Retype exactly the stretch of lines that begins at the line containing "What does this" and ends at the last line of the data, with no other lines.

=== PROVIDED INFORMATION ===

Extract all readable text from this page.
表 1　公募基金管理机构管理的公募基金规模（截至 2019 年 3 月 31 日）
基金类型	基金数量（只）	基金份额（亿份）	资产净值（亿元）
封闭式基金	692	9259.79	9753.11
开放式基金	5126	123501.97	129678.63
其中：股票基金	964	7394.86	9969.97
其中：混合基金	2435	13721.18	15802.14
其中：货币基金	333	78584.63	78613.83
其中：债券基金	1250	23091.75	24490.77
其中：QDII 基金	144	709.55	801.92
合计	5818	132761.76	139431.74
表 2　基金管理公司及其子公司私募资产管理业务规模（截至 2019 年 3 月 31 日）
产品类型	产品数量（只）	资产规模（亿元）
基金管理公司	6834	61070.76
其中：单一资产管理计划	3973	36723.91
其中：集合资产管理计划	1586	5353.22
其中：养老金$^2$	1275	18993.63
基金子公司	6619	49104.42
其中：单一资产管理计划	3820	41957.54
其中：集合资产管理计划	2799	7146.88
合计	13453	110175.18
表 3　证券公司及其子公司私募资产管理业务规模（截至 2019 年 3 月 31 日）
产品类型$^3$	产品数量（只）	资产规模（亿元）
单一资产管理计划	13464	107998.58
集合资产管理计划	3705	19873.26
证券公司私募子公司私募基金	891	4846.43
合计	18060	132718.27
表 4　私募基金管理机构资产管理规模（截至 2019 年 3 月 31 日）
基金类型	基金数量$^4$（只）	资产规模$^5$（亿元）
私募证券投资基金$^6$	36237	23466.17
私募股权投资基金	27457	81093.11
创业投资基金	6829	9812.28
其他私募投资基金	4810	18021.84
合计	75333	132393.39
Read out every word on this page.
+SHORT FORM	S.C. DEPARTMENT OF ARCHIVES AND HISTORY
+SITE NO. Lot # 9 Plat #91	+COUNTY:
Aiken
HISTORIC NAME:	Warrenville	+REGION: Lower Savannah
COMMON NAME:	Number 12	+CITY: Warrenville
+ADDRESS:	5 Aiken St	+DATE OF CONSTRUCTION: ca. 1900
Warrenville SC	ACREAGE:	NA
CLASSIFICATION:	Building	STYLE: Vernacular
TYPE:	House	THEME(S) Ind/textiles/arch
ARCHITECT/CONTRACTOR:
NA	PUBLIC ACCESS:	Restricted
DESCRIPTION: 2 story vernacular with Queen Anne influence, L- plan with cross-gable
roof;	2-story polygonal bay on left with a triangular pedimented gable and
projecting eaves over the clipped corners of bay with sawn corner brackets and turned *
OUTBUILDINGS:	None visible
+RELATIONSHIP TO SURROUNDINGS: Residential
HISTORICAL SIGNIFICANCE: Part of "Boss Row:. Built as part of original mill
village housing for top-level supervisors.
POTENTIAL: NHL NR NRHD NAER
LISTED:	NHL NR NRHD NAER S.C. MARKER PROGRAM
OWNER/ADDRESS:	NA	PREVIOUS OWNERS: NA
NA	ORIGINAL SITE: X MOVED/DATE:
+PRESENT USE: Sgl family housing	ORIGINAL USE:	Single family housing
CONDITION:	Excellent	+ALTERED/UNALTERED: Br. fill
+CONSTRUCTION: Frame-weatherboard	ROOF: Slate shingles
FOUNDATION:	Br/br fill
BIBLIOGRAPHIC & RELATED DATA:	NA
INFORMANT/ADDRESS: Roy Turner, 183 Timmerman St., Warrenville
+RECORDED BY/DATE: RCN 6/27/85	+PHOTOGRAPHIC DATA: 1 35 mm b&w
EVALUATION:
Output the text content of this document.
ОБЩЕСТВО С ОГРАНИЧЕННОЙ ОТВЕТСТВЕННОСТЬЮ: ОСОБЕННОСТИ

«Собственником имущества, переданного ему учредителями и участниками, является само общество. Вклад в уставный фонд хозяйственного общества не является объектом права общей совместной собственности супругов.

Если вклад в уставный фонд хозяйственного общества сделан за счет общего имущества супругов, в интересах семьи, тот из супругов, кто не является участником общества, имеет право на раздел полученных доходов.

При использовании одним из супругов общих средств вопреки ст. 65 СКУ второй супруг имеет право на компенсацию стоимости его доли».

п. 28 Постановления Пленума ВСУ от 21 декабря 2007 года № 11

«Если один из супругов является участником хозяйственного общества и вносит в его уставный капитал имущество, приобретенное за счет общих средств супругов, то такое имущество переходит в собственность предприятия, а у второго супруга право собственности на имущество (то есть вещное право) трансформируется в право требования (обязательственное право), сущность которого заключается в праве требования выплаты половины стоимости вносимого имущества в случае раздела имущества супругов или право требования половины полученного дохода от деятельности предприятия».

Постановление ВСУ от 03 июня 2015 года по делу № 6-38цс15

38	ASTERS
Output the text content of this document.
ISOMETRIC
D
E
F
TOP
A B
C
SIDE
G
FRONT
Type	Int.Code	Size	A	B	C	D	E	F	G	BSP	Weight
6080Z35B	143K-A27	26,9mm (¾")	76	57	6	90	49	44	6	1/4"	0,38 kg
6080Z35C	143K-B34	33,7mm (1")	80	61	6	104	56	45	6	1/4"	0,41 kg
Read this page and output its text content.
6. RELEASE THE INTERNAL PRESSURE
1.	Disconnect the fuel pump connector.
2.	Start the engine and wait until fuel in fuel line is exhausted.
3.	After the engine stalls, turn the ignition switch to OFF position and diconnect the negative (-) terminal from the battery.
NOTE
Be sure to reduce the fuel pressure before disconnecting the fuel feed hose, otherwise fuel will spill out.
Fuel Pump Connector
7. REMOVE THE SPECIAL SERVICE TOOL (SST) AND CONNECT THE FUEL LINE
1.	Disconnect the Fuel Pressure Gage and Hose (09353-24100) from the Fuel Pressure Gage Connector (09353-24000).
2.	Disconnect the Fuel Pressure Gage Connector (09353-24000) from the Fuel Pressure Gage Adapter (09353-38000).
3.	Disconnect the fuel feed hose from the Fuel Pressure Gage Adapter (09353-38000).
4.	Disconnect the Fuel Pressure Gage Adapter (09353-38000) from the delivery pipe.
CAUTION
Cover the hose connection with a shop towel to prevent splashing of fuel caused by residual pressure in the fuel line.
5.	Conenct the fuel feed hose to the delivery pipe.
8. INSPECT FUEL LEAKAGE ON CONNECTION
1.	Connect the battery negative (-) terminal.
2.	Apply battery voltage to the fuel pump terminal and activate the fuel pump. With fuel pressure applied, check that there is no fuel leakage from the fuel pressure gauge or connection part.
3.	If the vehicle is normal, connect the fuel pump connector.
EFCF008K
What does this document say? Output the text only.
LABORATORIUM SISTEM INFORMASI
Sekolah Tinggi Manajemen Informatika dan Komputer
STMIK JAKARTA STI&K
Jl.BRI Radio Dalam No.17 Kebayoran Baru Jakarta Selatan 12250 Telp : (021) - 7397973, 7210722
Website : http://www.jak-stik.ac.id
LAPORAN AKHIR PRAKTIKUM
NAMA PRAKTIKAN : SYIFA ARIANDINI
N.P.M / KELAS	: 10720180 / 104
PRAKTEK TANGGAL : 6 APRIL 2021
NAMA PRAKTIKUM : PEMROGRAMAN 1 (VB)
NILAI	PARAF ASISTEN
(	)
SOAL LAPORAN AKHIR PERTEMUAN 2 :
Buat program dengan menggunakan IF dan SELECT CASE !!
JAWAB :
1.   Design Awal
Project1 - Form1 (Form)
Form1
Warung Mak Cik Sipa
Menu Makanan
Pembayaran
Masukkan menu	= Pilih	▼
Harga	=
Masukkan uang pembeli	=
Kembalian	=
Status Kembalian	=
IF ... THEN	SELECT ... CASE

===

• CORRECT OUTPUT
What does this document say? Output the text only.
LABORATORIUM SISTEM INFORMASI
Sekolah Tinggi Manajemen Informatika dan Komputer
STMIK JAKARTA STI&K
Jl.BRI Radio Dalam No.17 Kebayoran Baru Jakarta Selatan 12250 Telp : (021) - 7397973, 7210722
Website : http://www.jak-stik.ac.id
LAPORAN AKHIR PRAKTIKUM
NAMA PRAKTIKAN : SYIFA ARIANDINI
N.P.M / KELAS	: 10720180 / 104
PRAKTEK TANGGAL : 6 APRIL 2021
NAMA PRAKTIKUM : PEMROGRAMAN 1 (VB)
NILAI	PARAF ASISTEN
(	)
SOAL LAPORAN AKHIR PERTEMUAN 2 :
Buat program dengan menggunakan IF dan SELECT CASE !!
JAWAB :
1.   Design Awal
Project1 - Form1 (Form)
Form1
Warung Mak Cik Sipa
Menu Makanan
Pembayaran
Masukkan menu	= Pilih	▼
Harga	=
Masukkan uang pembeli	=
Kembalian	=
Status Kembalian	=
IF ... THEN	SELECT ... CASE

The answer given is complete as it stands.